Written instruction
Write out every line of the material as it stands, apart from the pictures.

[Collected data entries]
-- begin --
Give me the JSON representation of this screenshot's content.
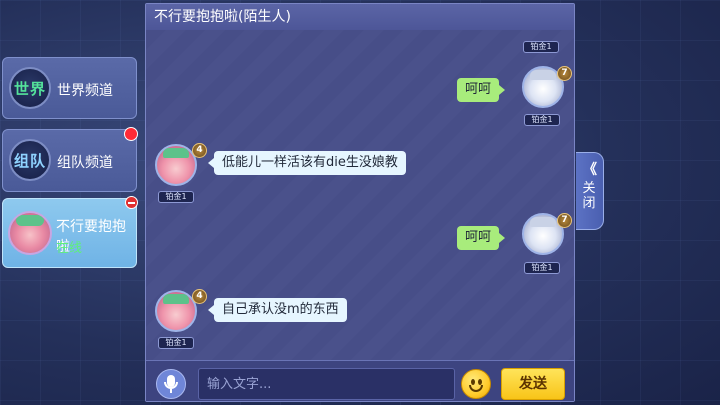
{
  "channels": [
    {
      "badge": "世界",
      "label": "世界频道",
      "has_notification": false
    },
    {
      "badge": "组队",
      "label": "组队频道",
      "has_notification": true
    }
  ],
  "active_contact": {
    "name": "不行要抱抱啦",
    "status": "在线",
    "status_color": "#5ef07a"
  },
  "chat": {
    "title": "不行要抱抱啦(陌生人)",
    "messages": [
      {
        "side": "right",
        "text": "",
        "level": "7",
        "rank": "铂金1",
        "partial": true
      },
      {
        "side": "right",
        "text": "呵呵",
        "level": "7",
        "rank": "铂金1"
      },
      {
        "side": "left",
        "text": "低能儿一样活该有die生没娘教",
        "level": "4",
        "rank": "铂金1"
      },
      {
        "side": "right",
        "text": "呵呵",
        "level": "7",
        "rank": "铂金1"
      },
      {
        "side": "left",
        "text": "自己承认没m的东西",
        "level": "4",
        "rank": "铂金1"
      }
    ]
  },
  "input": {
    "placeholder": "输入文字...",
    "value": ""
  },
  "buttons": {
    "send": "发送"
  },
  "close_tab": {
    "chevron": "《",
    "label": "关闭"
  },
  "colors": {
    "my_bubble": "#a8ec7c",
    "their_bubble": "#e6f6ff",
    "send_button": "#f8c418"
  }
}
-- end --
Correct answer
Give me the JSON representation of this screenshot's content.
{
  "channels": [
    {
      "badge": "世界",
      "label": "世界频道",
      "has_notification": false
    },
    {
      "badge": "组队",
      "label": "组队频道",
      "has_notification": true
    }
  ],
  "active_contact": {
    "name": "不行要抱抱啦",
    "status": "在线",
    "status_color": "#5ef07a"
  },
  "chat": {
    "title": "不行要抱抱啦(陌生人)",
    "messages": [
      {
        "side": "right",
        "text": "",
        "level": "7",
        "rank": "铂金1",
        "partial": true
      },
      {
        "side": "right",
        "text": "呵呵",
        "level": "7",
        "rank": "铂金1"
      },
      {
        "side": "left",
        "text": "低能儿一样活该有die生没娘教",
        "level": "4",
        "rank": "铂金1"
      },
      {
        "side": "right",
        "text": "呵呵",
        "level": "7",
        "rank": "铂金1"
      },
      {
        "side": "left",
        "text": "自己承认没m的东西",
        "level": "4",
        "rank": "铂金1"
      }
    ]
  },
  "input": {
    "placeholder": "输入文字...",
    "value": ""
  },
  "buttons": {
    "send": "发送"
  },
  "close_tab": {
    "chevron": "《",
    "label": "关闭"
  },
  "colors": {
    "my_bubble": "#a8ec7c",
    "their_bubble": "#e6f6ff",
    "send_button": "#f8c418"
  }
}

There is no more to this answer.